**Requirements**
Gather each line in the entries that includes the string "Quantity".

*-*-*

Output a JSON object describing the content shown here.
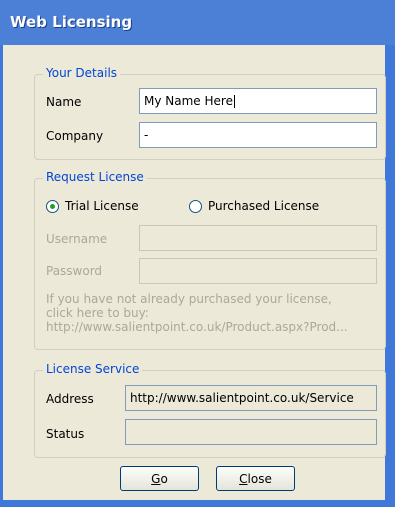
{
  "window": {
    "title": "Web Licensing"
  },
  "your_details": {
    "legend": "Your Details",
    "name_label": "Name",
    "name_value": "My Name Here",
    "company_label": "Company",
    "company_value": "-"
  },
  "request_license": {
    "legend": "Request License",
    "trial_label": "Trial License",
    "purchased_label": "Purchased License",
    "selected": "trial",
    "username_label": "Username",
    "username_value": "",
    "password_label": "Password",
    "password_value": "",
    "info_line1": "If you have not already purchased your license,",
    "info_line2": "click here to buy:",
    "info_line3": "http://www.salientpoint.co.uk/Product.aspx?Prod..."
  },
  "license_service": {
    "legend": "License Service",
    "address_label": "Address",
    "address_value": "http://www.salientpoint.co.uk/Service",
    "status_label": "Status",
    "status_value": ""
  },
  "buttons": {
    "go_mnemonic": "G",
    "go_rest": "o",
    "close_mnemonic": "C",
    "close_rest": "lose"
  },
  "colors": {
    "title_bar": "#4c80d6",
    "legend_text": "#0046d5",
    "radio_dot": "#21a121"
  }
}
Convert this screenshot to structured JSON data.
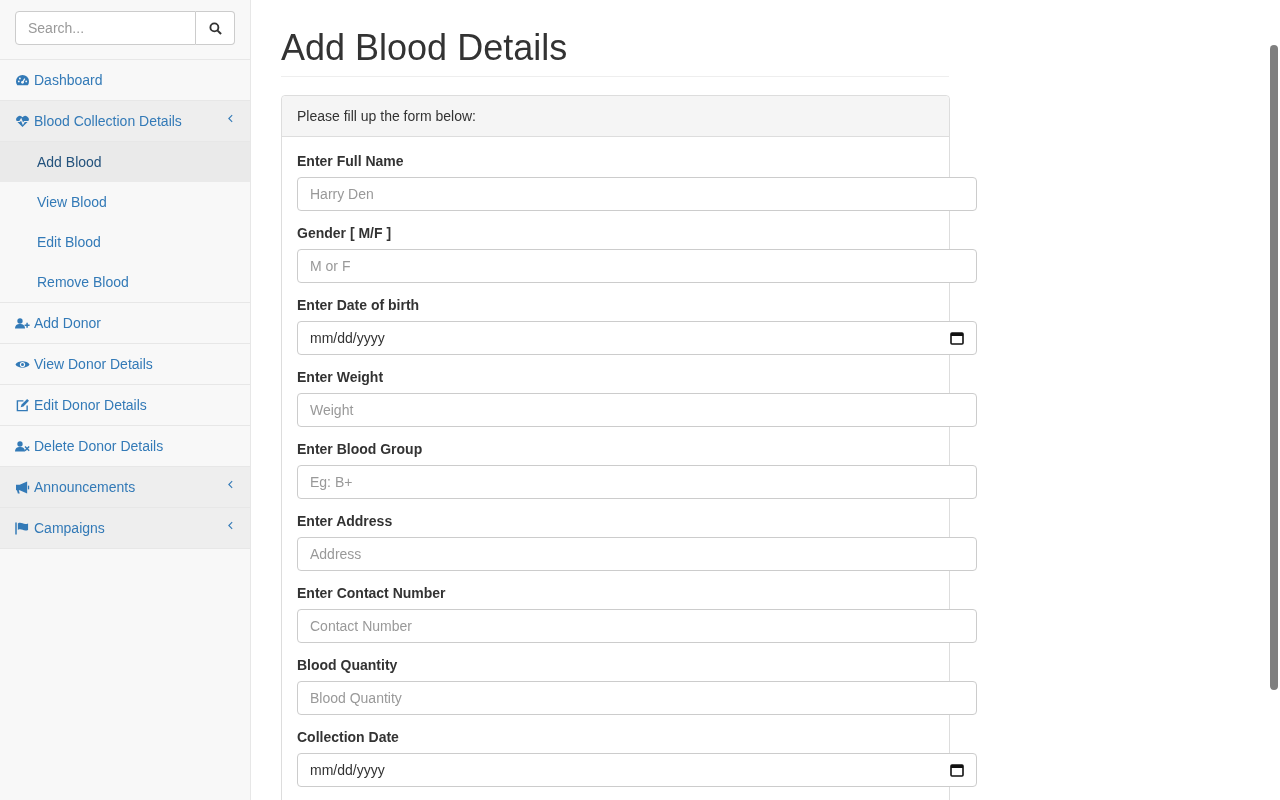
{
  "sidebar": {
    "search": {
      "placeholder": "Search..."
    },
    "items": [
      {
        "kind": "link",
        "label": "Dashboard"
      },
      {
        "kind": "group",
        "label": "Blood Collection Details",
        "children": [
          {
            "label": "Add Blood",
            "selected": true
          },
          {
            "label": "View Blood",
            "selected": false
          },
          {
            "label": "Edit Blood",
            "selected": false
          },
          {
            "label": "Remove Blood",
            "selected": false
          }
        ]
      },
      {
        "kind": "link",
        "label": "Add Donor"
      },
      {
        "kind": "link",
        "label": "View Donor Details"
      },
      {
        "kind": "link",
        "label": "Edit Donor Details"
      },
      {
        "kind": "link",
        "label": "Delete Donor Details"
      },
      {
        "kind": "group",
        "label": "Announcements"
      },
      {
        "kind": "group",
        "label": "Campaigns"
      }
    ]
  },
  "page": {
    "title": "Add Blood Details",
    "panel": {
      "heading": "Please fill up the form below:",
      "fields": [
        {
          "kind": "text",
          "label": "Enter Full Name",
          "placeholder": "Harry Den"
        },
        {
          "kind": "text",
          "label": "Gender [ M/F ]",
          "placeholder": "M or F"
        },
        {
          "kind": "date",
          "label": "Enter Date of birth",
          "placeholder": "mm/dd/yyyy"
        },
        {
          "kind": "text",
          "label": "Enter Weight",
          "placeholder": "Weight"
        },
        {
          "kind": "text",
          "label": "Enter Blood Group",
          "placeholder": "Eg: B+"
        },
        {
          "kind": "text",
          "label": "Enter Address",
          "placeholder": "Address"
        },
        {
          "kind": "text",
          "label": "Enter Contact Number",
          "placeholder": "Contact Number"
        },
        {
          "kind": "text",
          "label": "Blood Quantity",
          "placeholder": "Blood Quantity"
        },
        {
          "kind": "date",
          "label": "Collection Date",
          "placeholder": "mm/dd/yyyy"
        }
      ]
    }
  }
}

*-*-*

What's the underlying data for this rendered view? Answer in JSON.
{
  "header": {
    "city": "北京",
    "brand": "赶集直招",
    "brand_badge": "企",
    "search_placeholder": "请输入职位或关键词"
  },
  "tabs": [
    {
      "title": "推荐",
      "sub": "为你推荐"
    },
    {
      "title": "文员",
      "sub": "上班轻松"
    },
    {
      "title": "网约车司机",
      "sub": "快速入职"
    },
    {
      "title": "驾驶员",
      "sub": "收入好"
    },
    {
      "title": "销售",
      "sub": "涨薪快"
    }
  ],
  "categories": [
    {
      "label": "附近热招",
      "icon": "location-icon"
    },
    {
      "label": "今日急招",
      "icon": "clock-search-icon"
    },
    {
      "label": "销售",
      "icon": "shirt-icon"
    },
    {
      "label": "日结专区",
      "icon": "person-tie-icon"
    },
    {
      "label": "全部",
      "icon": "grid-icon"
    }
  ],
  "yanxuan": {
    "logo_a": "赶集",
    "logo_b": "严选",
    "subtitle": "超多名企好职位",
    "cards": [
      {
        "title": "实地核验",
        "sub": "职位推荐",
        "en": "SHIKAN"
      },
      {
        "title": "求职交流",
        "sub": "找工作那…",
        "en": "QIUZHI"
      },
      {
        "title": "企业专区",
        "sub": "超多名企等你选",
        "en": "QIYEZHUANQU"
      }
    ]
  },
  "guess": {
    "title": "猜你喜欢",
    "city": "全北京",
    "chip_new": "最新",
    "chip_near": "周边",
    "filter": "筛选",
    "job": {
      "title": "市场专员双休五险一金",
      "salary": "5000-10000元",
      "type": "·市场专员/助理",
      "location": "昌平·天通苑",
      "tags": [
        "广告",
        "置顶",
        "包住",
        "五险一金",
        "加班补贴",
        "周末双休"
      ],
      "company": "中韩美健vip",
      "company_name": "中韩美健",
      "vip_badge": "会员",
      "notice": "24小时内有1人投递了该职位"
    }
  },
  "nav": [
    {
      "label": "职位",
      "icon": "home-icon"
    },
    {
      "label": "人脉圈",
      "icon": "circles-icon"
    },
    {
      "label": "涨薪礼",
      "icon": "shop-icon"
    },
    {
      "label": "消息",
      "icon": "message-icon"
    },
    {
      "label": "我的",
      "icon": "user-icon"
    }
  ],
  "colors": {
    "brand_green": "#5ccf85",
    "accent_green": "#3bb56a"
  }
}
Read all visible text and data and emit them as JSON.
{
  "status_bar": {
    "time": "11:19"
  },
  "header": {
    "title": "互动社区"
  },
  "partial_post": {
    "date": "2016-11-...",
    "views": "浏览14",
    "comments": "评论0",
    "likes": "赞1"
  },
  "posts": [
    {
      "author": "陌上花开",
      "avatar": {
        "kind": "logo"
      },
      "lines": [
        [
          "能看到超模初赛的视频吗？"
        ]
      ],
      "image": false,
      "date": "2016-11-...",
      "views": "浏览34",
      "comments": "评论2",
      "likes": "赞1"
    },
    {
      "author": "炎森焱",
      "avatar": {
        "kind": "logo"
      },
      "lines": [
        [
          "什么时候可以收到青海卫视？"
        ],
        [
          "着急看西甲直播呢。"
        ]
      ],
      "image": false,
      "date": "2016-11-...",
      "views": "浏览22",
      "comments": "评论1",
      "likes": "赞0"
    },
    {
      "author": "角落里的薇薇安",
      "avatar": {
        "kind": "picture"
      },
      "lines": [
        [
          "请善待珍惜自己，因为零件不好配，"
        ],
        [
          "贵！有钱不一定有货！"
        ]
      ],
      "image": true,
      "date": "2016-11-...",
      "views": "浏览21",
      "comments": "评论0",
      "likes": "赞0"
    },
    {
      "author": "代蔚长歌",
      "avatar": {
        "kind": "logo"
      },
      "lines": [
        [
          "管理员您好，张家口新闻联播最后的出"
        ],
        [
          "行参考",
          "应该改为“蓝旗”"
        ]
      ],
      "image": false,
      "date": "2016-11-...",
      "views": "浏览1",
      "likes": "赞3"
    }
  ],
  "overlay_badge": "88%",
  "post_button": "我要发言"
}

*-*-*

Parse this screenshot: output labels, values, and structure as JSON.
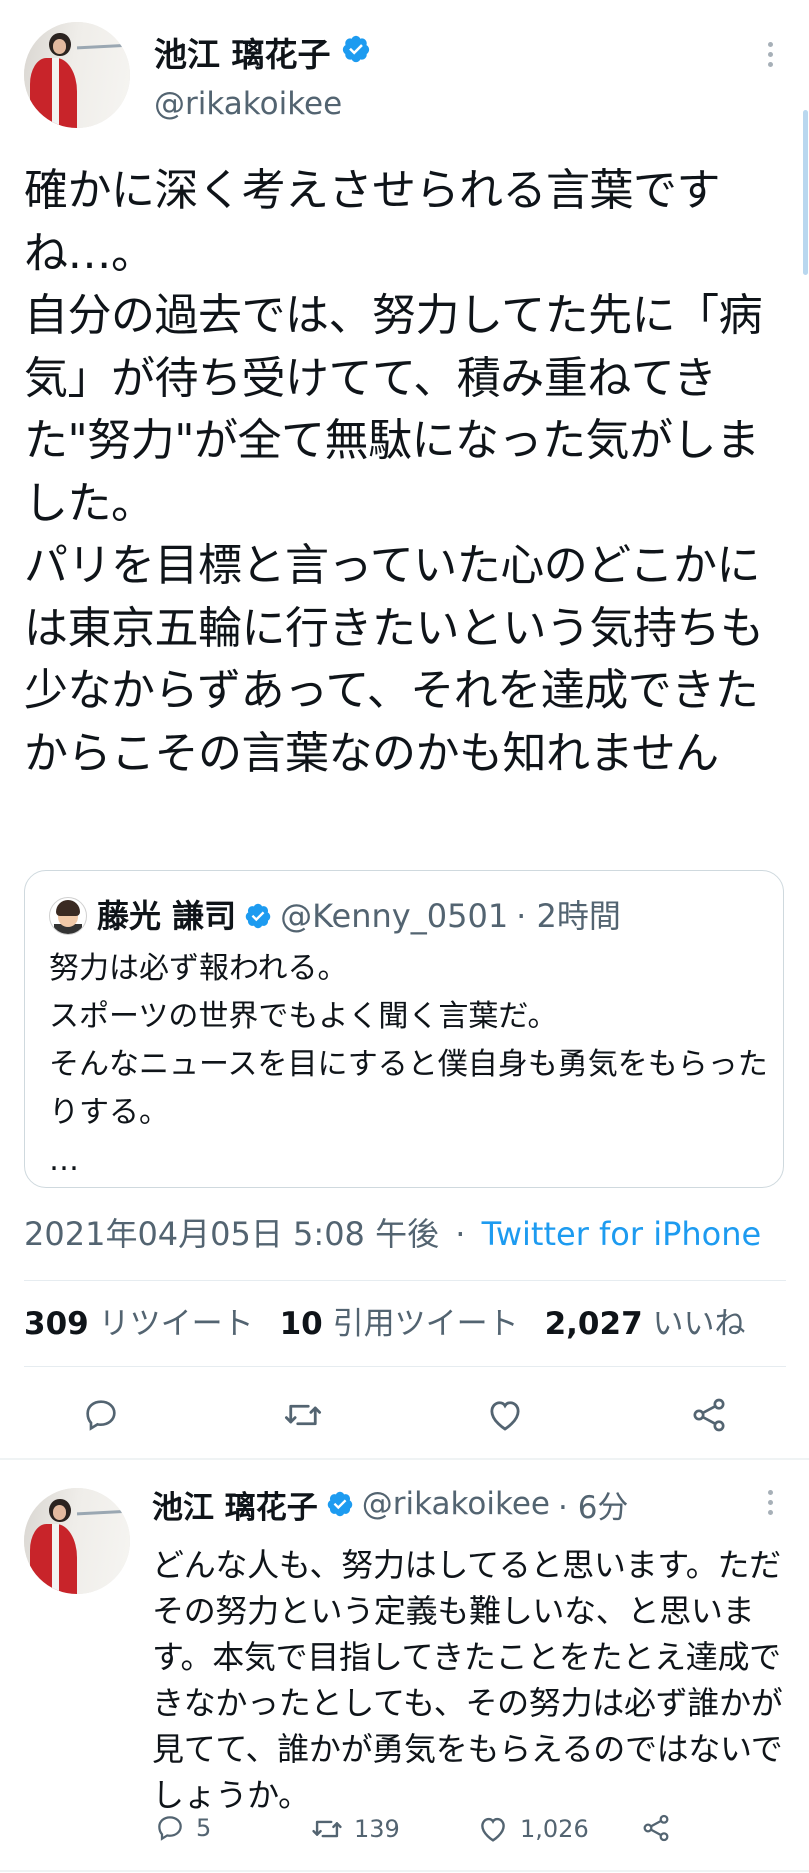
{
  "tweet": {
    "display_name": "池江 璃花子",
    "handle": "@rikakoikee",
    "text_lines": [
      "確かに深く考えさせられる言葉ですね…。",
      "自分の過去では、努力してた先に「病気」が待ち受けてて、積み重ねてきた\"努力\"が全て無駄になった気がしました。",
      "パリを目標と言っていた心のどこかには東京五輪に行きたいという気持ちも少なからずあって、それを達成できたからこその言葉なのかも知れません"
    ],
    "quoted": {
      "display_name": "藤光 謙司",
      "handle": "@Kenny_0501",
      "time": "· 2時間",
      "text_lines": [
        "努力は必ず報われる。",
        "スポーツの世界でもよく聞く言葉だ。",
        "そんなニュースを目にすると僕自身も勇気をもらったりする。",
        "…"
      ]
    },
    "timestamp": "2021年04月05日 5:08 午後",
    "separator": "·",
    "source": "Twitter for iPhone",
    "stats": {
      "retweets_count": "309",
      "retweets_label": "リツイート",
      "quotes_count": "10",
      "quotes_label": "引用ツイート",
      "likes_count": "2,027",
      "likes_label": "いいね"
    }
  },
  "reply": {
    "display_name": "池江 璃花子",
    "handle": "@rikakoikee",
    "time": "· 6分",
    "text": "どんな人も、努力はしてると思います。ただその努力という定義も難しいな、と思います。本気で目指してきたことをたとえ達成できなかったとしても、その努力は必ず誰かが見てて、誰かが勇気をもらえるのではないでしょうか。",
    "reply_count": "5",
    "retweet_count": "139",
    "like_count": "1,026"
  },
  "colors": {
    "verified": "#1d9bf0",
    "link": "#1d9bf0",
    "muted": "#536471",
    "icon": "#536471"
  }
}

*-*-*

**Answer to this exercise**
          "label": "Blood Quantity",
          "placeholder": "Blood Quantity"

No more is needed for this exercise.